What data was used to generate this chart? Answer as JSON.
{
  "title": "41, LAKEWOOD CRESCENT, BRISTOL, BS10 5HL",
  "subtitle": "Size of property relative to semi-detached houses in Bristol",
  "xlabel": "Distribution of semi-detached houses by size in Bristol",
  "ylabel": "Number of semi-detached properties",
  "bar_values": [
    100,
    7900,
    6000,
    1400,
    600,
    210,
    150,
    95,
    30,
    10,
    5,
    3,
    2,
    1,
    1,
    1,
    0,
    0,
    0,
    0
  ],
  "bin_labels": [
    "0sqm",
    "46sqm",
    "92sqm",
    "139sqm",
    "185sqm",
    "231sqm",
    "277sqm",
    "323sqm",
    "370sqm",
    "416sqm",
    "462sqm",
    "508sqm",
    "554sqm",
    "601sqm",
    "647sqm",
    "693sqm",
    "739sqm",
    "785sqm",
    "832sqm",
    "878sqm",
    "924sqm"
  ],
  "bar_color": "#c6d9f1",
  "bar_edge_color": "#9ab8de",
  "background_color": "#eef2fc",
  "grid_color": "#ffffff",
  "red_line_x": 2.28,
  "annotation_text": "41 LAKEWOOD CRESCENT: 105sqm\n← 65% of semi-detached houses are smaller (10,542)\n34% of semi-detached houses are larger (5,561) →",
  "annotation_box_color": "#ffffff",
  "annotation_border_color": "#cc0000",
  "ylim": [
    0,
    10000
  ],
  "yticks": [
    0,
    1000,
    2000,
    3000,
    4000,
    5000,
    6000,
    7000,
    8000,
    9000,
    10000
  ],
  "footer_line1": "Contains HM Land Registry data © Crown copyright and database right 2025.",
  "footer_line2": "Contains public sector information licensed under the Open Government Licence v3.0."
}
━━━━━━━━━━━━━━━━━━━━
WHAT THE EXERCISE ASKS — Copy out the full material exactly as it appears.

EXERCISE ANSWER —
What data was used to generate this chart? Answer as JSON.
{
  "title": "41, LAKEWOOD CRESCENT, BRISTOL, BS10 5HL",
  "subtitle": "Size of property relative to semi-detached houses in Bristol",
  "xlabel": "Distribution of semi-detached houses by size in Bristol",
  "ylabel": "Number of semi-detached properties",
  "bar_values": [
    100,
    7900,
    6000,
    1400,
    600,
    210,
    150,
    95,
    30,
    10,
    5,
    3,
    2,
    1,
    1,
    1,
    0,
    0,
    0,
    0
  ],
  "bin_labels": [
    "0sqm",
    "46sqm",
    "92sqm",
    "139sqm",
    "185sqm",
    "231sqm",
    "277sqm",
    "323sqm",
    "370sqm",
    "416sqm",
    "462sqm",
    "508sqm",
    "554sqm",
    "601sqm",
    "647sqm",
    "693sqm",
    "739sqm",
    "785sqm",
    "832sqm",
    "878sqm",
    "924sqm"
  ],
  "bar_color": "#c6d9f1",
  "bar_edge_color": "#9ab8de",
  "background_color": "#eef2fc",
  "grid_color": "#ffffff",
  "red_line_x": 2.28,
  "annotation_text": "41 LAKEWOOD CRESCENT: 105sqm\n← 65% of semi-detached houses are smaller (10,542)\n34% of semi-detached houses are larger (5,561) →",
  "annotation_box_color": "#ffffff",
  "annotation_border_color": "#cc0000",
  "ylim": [
    0,
    10000
  ],
  "yticks": [
    0,
    1000,
    2000,
    3000,
    4000,
    5000,
    6000,
    7000,
    8000,
    9000,
    10000
  ],
  "footer_line1": "Contains HM Land Registry data © Crown copyright and database right 2025.",
  "footer_line2": "Contains public sector information licensed under the Open Government Licence v3.0."
}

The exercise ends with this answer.